• To be done:
Would you write out the listing verbatim and skip every picture in it?

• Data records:
'''
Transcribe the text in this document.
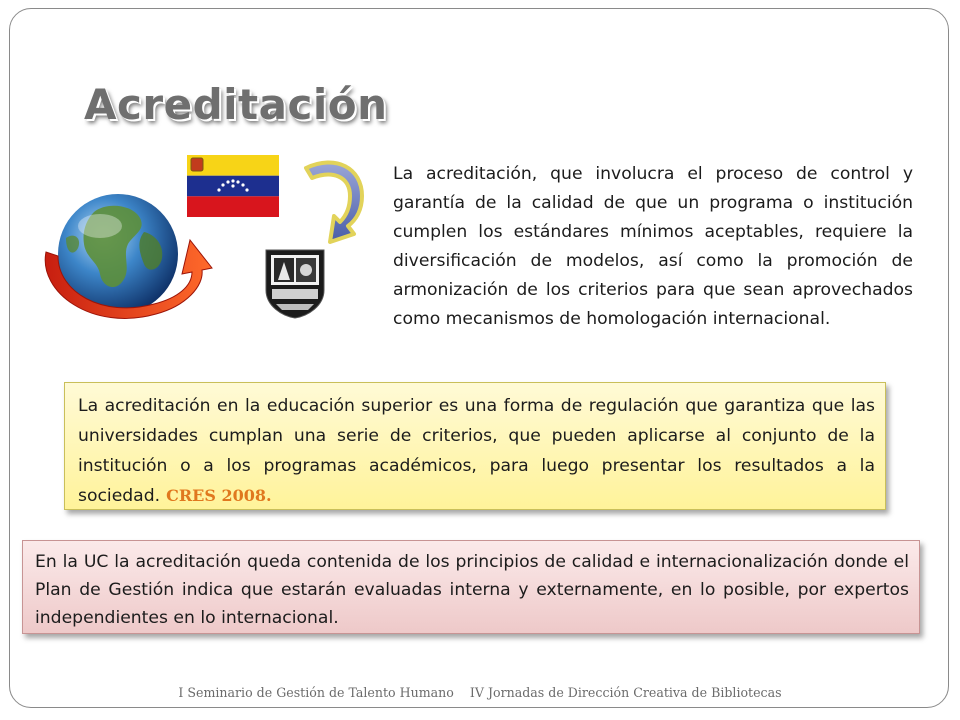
Acreditación
La acreditación, que involucra el proceso de control y garantía de la calidad de que un programa o institución cumplen los estándares mínimos aceptables, requiere la diversificación de modelos, así como la promoción de armonización de los criterios para que sean aprovechados como mecanismos de homologación internacional.
La acreditación en la educación superior es una forma de regulación que garantiza que las universidades cumplan una serie de criterios, que pueden aplicarse al conjunto de la institución o a los programas académicos, para luego presentar los resultados a la sociedad. CRES 2008.
En la UC la acreditación queda contenida de los principios de calidad e internacionalización donde el Plan de Gestión indica que estarán evaluadas interna y externamente, en lo posible, por expertos independientes en lo internacional.
I Seminario de Gestión de Talento Humano IV Jornadas de Dirección Creativa de Bibliotecas
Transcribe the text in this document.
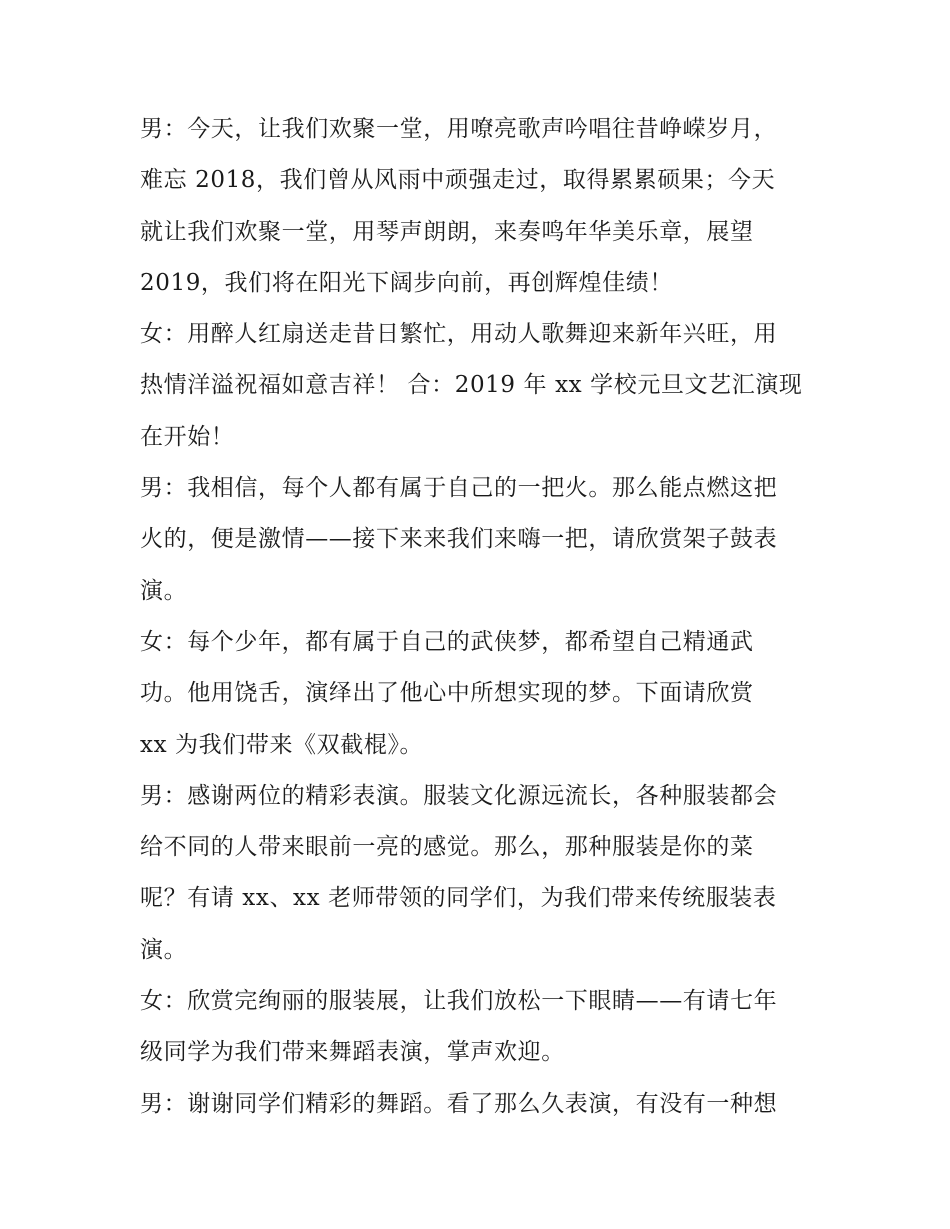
男：今天，让我们欢聚一堂，用嘹亮歌声吟唱往昔峥嵘岁月，
难忘 2018，我们曾从风雨中顽强走过，取得累累硕果；今天
就让我们欢聚一堂，用琴声朗朗，来奏鸣年华美乐章，展望
2019，我们将在阳光下阔步向前，再创辉煌佳绩！
女：用醉人红扇送走昔日繁忙，用动人歌舞迎来新年兴旺，用
热情洋溢祝福如意吉祥！ 合：2019 年 xx 学校元旦文艺汇演现
在开始！
男：我相信，每个人都有属于自己的一把火。那么能点燃这把
火的，便是激情——接下来来我们来嗨一把，请欣赏架子鼓表
演。
女：每个少年，都有属于自己的武侠梦，都希望自己精通武
功。他用饶舌，演绎出了他心中所想实现的梦。下面请欣赏
xx 为我们带来《双截棍》。
男：感谢两位的精彩表演。服装文化源远流长，各种服装都会
给不同的人带来眼前一亮的感觉。那么，那种服装是你的菜
呢？有请 xx、xx 老师带领的同学们，为我们带来传统服装表
演。
女：欣赏完绚丽的服装展，让我们放松一下眼睛——有请七年
级同学为我们带来舞蹈表演，掌声欢迎。
男：谢谢同学们精彩的舞蹈。看了那么久表演，有没有一种想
'''
• The completed task:
Transcribe the text in this document.
Acreditación
La acreditación, que involucra el proceso de control y garantía de la calidad de que un programa o institución cumplen los estándares mínimos aceptables, requiere la diversificación de modelos, así como la promoción de armonización de los criterios para que sean aprovechados como mecanismos de homologación internacional.
La acreditación en la educación superior es una forma de regulación que garantiza que las universidades cumplan una serie de criterios, que pueden aplicarse al conjunto de la institución o a los programas académicos, para luego presentar los resultados a la sociedad. CRES 2008.
En la UC la acreditación queda contenida de los principios de calidad e internacionalización donde el Plan de Gestión indica que estarán evaluadas interna y externamente, en lo posible, por expertos independientes en lo internacional.
I Seminario de Gestión de Talento Humano IV Jornadas de Dirección Creativa de Bibliotecas
Transcribe the text in this document.
男：今天，让我们欢聚一堂，用嘹亮歌声吟唱往昔峥嵘岁月，
难忘 2018，我们曾从风雨中顽强走过，取得累累硕果；今天
就让我们欢聚一堂，用琴声朗朗，来奏鸣年华美乐章，展望
2019，我们将在阳光下阔步向前，再创辉煌佳绩！
女：用醉人红扇送走昔日繁忙，用动人歌舞迎来新年兴旺，用
热情洋溢祝福如意吉祥！ 合：2019 年 xx 学校元旦文艺汇演现
在开始！
男：我相信，每个人都有属于自己的一把火。那么能点燃这把
火的，便是激情——接下来来我们来嗨一把，请欣赏架子鼓表
演。
女：每个少年，都有属于自己的武侠梦，都希望自己精通武
功。他用饶舌，演绎出了他心中所想实现的梦。下面请欣赏
xx 为我们带来《双截棍》。
男：感谢两位的精彩表演。服装文化源远流长，各种服装都会
给不同的人带来眼前一亮的感觉。那么，那种服装是你的菜
呢？有请 xx、xx 老师带领的同学们，为我们带来传统服装表
演。
女：欣赏完绚丽的服装展，让我们放松一下眼睛——有请七年
级同学为我们带来舞蹈表演，掌声欢迎。
男：谢谢同学们精彩的舞蹈。看了那么久表演，有没有一种想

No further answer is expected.